Stored entries
□ □ □ □
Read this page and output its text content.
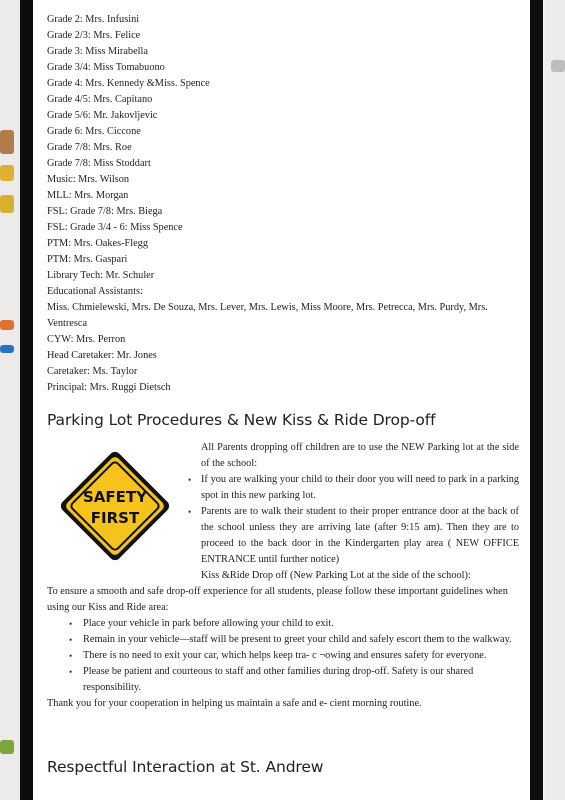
Grade 2: Mrs. Infusini
Grade 2/3: Mrs. Felice
Grade 3: Miss Mirabella
Grade 3/4: Miss Tomabuono
Grade 4: Mrs. Kennedy &Miss. Spence
Grade 4/5: Mrs. Capitano
Grade 5/6: Mr. Jakovljevic
Grade 6: Mrs. Ciccone
Grade 7/8: Mrs. Roe
Grade 7/8: Miss Stoddart
Music: Mrs. Wilson
MLL: Mrs. Morgan
FSL: Grade 7/8: Mrs. Biega
FSL: Grade 3/4 - 6: Miss Spence
PTM: Mrs. Oakes-Flegg
PTM: Mrs. Gaspari
Library Tech: Mr. Schuler
Educational Assistants:
Miss. Chmielewski, Mrs. De Souza, Mrs. Lever, Mrs. Lewis, Miss Moore, Mrs. Petrecca, Mrs. Purdy, Mrs. Ventresca
CYW: Mrs. Perron
Head Caretaker: Mr. Jones
Caretaker: Ms. Taylor
Principal: Mrs. Ruggi Dietsch
Parking Lot Procedures & New Kiss & Ride Drop-off
SAFETY
FIRST
All Parents dropping off children are to use the NEW Parking lot at the side of the school:
• If you are walking your child to their door you will need to park in a parking spot in this new parking lot.
• Parents are to walk their student to their proper entrance door at the back of the school unless they are arriving late (after 9:15 am). Then they are to proceed to the back door in the Kindergarten play area ( NEW OFFICE ENTRANCE until further notice)
Kiss &Ride Drop off (New Parking Lot at the side of the school):
To ensure a smooth and safe drop-off experience for all students, please follow these important guidelines when using our Kiss and Ride area:
• Place your vehicle in park before allowing your child to exit.
• Remain in your vehicle—staff will be present to greet your child and safely escort them to the walkway.
• There is no need to exit your car, which helps keep tra- c ¬owing and ensures safety for everyone.
• Please be patient and courteous to staff and other families during drop-off. Safety is our shared responsibility.
Thank you for your cooperation in helping us maintain a safe and e- cient morning routine.
Respectful Interaction at St. Andrew
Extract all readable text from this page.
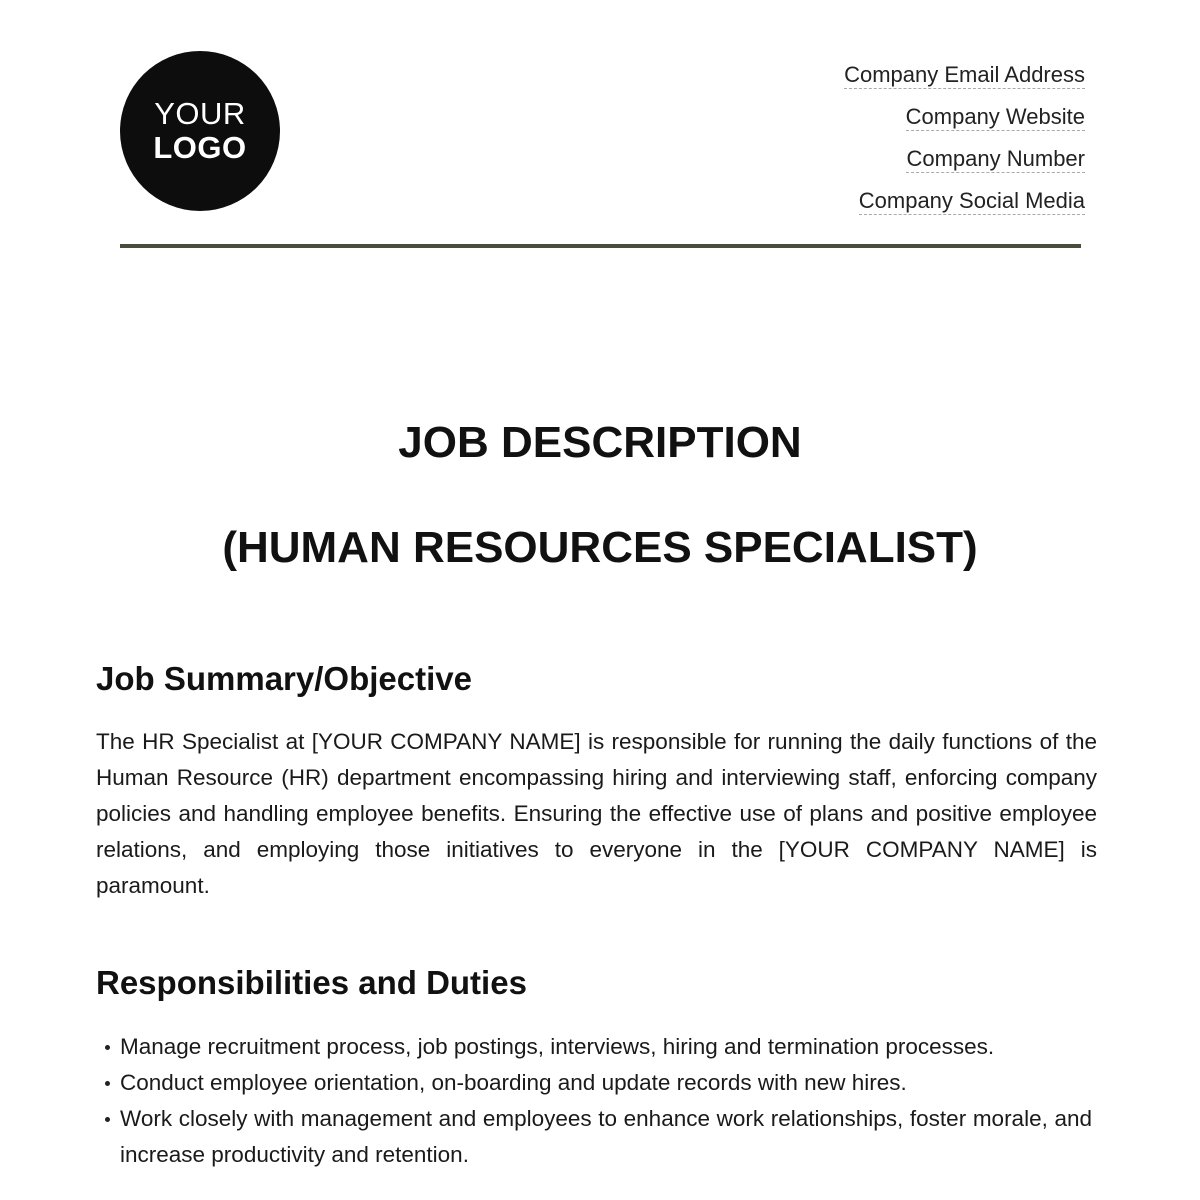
YOUR
LOGO
Company Email Address
Company Website
Company Number
Company Social Media
JOB DESCRIPTION
(HUMAN RESOURCES SPECIALIST)
Job Summary/Objective
The HR Specialist at [YOUR COMPANY NAME] is responsible for running the daily functions of the Human Resource (HR) department encompassing hiring and interviewing staff, enforcing company policies and handling employee benefits. Ensuring the effective use of plans and positive employee relations, and employing those initiatives to everyone in the [YOUR COMPANY NAME] is paramount.
Responsibilities and Duties
Manage recruitment process, job postings, interviews, hiring and termination processes.
Conduct employee orientation, on-boarding and update records with new hires.
Work closely with management and employees to enhance work relationships, foster morale, and increase productivity and retention.
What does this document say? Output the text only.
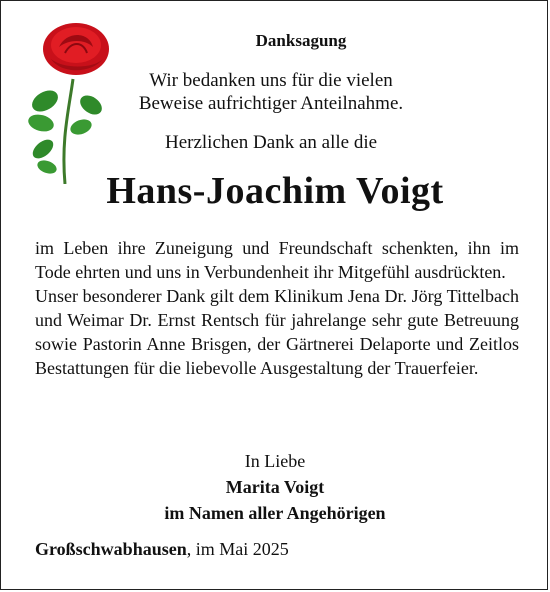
Danksagung
Wir bedanken uns für die vielen
Beweise aufrichtiger Anteilnahme.
Herzlichen Dank an alle die
Hans-Joachim Voigt

im Leben ihre Zuneigung und Freundschaft schenkten, ihn im Tode ehrten und uns in Verbundenheit ihr Mitgefühl ausdrückten.

Unser besonderer Dank gilt dem Klinikum Jena Dr. Jörg Tittelbach und Weimar Dr. Ernst Rentsch für jahrelange sehr gute Betreuung sowie Pastorin Anne Brisgen, der Gärtnerei Delaporte und Zeitlos Bestattungen für die liebevolle Ausgestaltung der Trauerfeier.

In Liebe
Marita Voigt
im Namen aller Angehörigen
Großschwabhausen, im Mai 2025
□ □ □ □
Objective:
Give back the entries verbatim. Do not include any picture.

Written solution:
Read this page and output its text content.
Grade 2: Mrs. Infusini
Grade 2/3: Mrs. Felice
Grade 3: Miss Mirabella
Grade 3/4: Miss Tomabuono
Grade 4: Mrs. Kennedy &Miss. Spence
Grade 4/5: Mrs. Capitano
Grade 5/6: Mr. Jakovljevic
Grade 6: Mrs. Ciccone
Grade 7/8: Mrs. Roe
Grade 7/8: Miss Stoddart
Music: Mrs. Wilson
MLL: Mrs. Morgan
FSL: Grade 7/8: Mrs. Biega
FSL: Grade 3/4 - 6: Miss Spence
PTM: Mrs. Oakes-Flegg
PTM: Mrs. Gaspari
Library Tech: Mr. Schuler
Educational Assistants:
Miss. Chmielewski, Mrs. De Souza, Mrs. Lever, Mrs. Lewis, Miss Moore, Mrs. Petrecca, Mrs. Purdy, Mrs. Ventresca
CYW: Mrs. Perron
Head Caretaker: Mr. Jones
Caretaker: Ms. Taylor
Principal: Mrs. Ruggi Dietsch
Parking Lot Procedures & New Kiss & Ride Drop-off
SAFETY
FIRST
All Parents dropping off children are to use the NEW Parking lot at the side of the school:
• If you are walking your child to their door you will need to park in a parking spot in this new parking lot.
• Parents are to walk their student to their proper entrance door at the back of the school unless they are arriving late (after 9:15 am). Then they are to proceed to the back door in the Kindergarten play area ( NEW OFFICE ENTRANCE until further notice)
Kiss &Ride Drop off (New Parking Lot at the side of the school):
To ensure a smooth and safe drop-off experience for all students, please follow these important guidelines when using our Kiss and Ride area:
• Place your vehicle in park before allowing your child to exit.
• Remain in your vehicle—staff will be present to greet your child and safely escort them to the walkway.
• There is no need to exit your car, which helps keep tra- c ¬owing and ensures safety for everyone.
• Please be patient and courteous to staff and other families during drop-off. Safety is our shared responsibility.
Thank you for your cooperation in helping us maintain a safe and e- cient morning routine.
Respectful Interaction at St. Andrew
Extract all readable text from this page.
YOUR
LOGO
Company Email Address
Company Website
Company Number
Company Social Media
JOB DESCRIPTION
(HUMAN RESOURCES SPECIALIST)
Job Summary/Objective
The HR Specialist at [YOUR COMPANY NAME] is responsible for running the daily functions of the Human Resource (HR) department encompassing hiring and interviewing staff, enforcing company policies and handling employee benefits. Ensuring the effective use of plans and positive employee relations, and employing those initiatives to everyone in the [YOUR COMPANY NAME] is paramount.
Responsibilities and Duties
Manage recruitment process, job postings, interviews, hiring and termination processes.
Conduct employee orientation, on-boarding and update records with new hires.
Work closely with management and employees to enhance work relationships, foster morale, and increase productivity and retention.
What does this document say? Output the text only.
Danksagung
Wir bedanken uns für die vielen
Beweise aufrichtiger Anteilnahme.
Herzlichen Dank an alle die
Hans-Joachim Voigt

im Leben ihre Zuneigung und Freundschaft schenkten, ihn im Tode ehrten und uns in Verbundenheit ihr Mitgefühl ausdrückten.

Unser besonderer Dank gilt dem Klinikum Jena Dr. Jörg Tittelbach und Weimar Dr. Ernst Rentsch für jahrelange sehr gute Betreuung sowie Pastorin Anne Brisgen, der Gärtnerei Delaporte und Zeitlos Bestattungen für die liebevolle Ausgestaltung der Trauerfeier.

In Liebe
Marita Voigt
im Namen aller Angehörigen
Großschwabhausen, im Mai 2025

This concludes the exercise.